◆ **Description of the task**
Search the entries below for the string "euro" and give the number of lines that hold it, nothing else.

= = =

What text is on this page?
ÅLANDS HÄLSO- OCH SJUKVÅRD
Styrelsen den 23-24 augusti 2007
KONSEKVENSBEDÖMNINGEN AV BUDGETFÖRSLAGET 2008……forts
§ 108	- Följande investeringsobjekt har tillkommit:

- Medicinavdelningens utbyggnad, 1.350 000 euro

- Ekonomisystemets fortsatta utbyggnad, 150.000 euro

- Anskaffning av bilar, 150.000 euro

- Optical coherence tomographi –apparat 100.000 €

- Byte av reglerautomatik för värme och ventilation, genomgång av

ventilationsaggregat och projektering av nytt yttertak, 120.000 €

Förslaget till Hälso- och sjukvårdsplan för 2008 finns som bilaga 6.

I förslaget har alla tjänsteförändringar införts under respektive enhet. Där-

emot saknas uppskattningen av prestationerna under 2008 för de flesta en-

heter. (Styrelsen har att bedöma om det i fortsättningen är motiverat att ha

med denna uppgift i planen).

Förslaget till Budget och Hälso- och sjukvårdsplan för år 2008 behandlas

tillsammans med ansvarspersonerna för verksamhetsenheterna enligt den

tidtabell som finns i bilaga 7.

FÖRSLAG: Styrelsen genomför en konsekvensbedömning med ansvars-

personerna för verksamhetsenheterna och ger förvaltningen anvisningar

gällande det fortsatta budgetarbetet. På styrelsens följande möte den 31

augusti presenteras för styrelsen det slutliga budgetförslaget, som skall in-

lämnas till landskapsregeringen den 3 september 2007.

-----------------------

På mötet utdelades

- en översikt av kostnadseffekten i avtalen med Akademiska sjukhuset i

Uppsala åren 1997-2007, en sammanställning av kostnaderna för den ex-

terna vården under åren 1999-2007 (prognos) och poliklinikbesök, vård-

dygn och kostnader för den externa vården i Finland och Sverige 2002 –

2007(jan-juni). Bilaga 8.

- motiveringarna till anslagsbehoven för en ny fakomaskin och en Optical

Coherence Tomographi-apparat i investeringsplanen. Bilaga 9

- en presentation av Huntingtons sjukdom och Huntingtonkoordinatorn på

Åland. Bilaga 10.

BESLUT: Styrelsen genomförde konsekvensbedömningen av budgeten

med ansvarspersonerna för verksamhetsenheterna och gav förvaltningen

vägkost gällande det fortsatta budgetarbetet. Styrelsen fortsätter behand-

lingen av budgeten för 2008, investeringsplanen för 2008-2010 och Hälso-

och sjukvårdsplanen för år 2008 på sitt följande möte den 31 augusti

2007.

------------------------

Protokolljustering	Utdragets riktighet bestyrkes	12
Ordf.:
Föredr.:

= = =

◆ **Reply**
3